**Goal:** Whenever a line contains the string "Education", copy it out of the entries.

**Input data:**
╔══

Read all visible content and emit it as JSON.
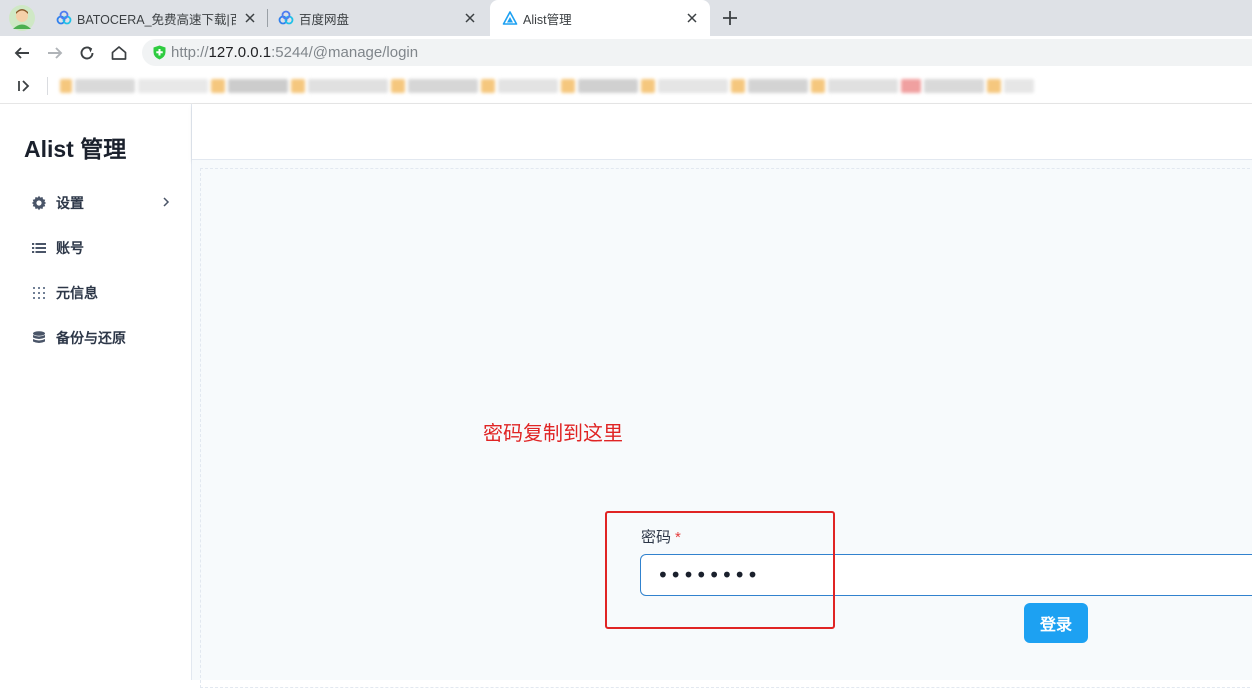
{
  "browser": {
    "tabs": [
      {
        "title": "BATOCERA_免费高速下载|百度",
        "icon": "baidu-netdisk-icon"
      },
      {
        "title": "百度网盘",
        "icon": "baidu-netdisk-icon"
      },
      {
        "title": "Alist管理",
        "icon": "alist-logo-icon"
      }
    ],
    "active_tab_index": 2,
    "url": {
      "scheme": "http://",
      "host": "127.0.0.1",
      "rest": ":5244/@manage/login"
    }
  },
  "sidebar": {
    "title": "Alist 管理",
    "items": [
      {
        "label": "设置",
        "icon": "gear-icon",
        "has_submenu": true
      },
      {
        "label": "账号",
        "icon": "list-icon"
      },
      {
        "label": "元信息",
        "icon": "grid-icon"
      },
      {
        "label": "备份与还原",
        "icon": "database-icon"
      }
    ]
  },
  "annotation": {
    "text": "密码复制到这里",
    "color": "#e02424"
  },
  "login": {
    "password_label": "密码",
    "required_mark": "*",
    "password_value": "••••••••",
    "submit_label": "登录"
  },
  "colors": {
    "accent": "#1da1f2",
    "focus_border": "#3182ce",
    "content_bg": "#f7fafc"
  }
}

╚══
╔══

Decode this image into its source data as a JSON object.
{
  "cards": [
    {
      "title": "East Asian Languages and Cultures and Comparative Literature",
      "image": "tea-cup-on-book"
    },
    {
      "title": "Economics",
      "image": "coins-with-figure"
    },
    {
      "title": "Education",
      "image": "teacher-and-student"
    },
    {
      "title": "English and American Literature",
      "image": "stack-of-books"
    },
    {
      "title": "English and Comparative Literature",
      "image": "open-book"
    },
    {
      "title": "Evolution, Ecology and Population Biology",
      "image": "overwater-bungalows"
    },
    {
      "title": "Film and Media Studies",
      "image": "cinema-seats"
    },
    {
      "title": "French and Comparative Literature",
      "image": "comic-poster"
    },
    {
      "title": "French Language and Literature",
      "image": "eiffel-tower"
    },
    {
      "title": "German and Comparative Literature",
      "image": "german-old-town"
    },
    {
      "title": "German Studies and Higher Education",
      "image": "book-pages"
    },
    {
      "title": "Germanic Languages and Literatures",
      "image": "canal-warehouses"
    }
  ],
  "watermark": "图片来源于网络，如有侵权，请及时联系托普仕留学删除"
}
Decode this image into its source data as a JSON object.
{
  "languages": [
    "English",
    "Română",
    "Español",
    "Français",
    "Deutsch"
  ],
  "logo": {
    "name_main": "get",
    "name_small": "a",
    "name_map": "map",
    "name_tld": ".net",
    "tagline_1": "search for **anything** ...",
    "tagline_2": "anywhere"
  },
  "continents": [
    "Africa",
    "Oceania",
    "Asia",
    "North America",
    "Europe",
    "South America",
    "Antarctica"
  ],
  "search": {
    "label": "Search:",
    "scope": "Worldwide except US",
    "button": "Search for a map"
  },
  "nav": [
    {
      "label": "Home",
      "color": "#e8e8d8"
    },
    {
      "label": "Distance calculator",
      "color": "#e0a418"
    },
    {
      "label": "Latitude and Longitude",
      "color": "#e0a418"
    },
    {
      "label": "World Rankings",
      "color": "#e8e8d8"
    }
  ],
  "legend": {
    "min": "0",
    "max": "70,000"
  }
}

╚══

**Result:**
      "title": "Education",
      "title": "German Studies and Higher Education",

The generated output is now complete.